__TEXTO__:

Em resposta a Trump, Lula diz que reciprocidade será aplicada: ‘Soberania e defesa’ do Brasil
Guiado por suposta censura e processo contra Bolsonaro, norte-americano anunciou que vai taxar produtos brasileiros
Brasília|Ana Isabel Mansur, do R7, em Brasília

O presidente Luiz Inácio Lula da Silva respondeu nesta quarta-feira (9) à sobretaxação a produtos brasileiros anunciada pelo presidente dos Estados Unidos, Donald Trump. Em publicação nas redes sociais, o petista declarou que o Brasil vai usar a Lei da Reciprocidade, recém-aprovada pelo Congresso Nacional. A legislação permite ao governo adotar medidas em resposta a países que impõem barreiras comerciais ao Brasil.
“Qualquer medida de elevação de tarifas de forma unilateral será respondida à luz da Lei brasileira de Reciprocidade Econômica. A soberania, o respeito e a defesa intransigente dos interesses do povo brasileiro são os valores que orientam a nossa relação com o mundo”, escreveu Lula.
O texto compartilhado pelo petista também foi divulgado, em nota, pela Secom (Secretaria de Comunicação Social da presidência).
Em carta, enviada nominalmente a Lula nesta quarta-feira, Trump anunciou que, a partir de 1º de agosto, vai taxar em 50% todos os produtos brasileiros exportados para os Estados Unidos (leia a carta completa ao fim).
Segundo o republicano, a medida é uma resposta direta a supostos ataques do Brasil à liberdade de expressão de empresas norte-americanas e à forma como o país tem tratado o ex-presidente Jair Bolsonaro (PL).
Além de inelegível até 2030, o ex-presidente é réu no STF (Supremo Tribunal Federal) por tentativa de golpe de Estado e abolição do Estado Democrático de Direito.
Para o líder norte-americano, o julgamento e as investigações que envolvem o ex-presidente brasileiro configurariam uma “caça às bruxas” que deveria “terminar imediatamente”.
Na resposta, Lula rebateu os argumentos de Trump. “O Brasil é um país soberano com instituições independentes que não aceitará ser tutelado por ninguém. O processo judicial contra aqueles que planejaram o golpe de Estado é de competência apenas da Justiça Brasileira e, portanto, não está sujeito a nenhum tipo de ingerência ou ameaça que fira a independência das instituições nacionais”, respondeu, sem citar Bolsonaro.

__INFORMAÇÕES EXTRAÍDAS__:
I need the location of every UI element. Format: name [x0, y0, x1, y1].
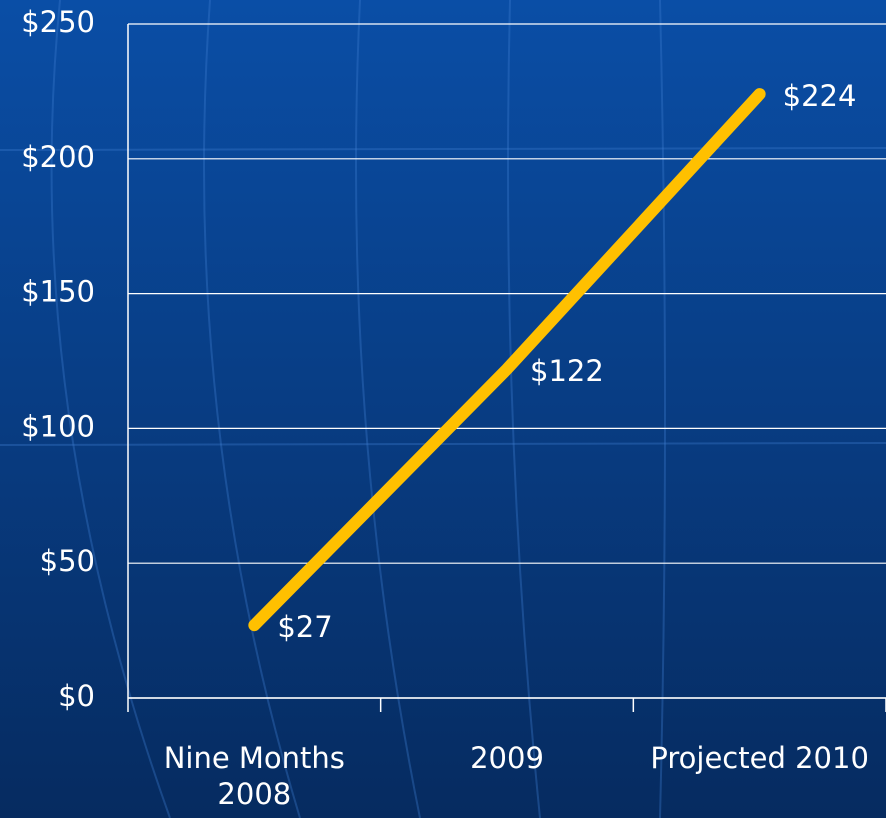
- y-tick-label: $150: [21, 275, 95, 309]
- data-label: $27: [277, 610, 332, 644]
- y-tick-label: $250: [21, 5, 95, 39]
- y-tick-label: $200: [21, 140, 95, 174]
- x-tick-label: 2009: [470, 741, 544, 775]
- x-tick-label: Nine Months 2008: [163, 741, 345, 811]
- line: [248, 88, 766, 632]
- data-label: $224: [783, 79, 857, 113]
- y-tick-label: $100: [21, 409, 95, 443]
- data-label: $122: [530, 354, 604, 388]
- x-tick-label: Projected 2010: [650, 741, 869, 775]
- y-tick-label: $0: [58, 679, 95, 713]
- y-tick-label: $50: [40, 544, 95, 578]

__EXERCÍCIOS PROPOSTOS__:
(1) Edite o trecho do texto que começa com as palavras "Além de inelegível" e termina com "sem citar Bolsonaro.", substituindo "julgamento" por "processo judicial".
(2) Responda com base no texto:
(a) Que lei, segundo Lula, o Brasil vai usar em resposta à sobretaxação?
(b) Qual é o percentual da taxa anunciada por Trump sobre os produtos brasileiros?
(c) Até que ano o ex-presidente Jair Bolsonaro está inelegível?
As entradas não têm relação alguma com o texto.

__GABARITO__:
(1)
Além de inelegível até 2030, o ex-presidente é réu no STF (Supremo Tribunal Federal) por tentativa de golpe de Estado e abolição do Estado Democrático de Direito.
Para o líder norte-americano, o processo judicial e as investigações que envolvem o ex-presidente brasileiro configurariam uma “caça às bruxas” que deveria “terminar imediatamente”.
Na resposta, Lula rebateu os argumentos de Trump. “O Brasil é um país soberano com instituições independentes que não aceitará ser tutelado por ninguém. O processo judicial contra aqueles que planejaram o golpe de Estado é de competência apenas da Justiça Brasileira e, portanto, não está sujeito a nenhum tipo de ingerência ou ameaça que fira a independência das instituições nacionais”, respondeu, sem citar Bolsonaro.

(2)
(a) A Lei da Reciprocidade, recém-aprovada pelo Congresso Nacional.
(b) 50%.
(c) Até 2030.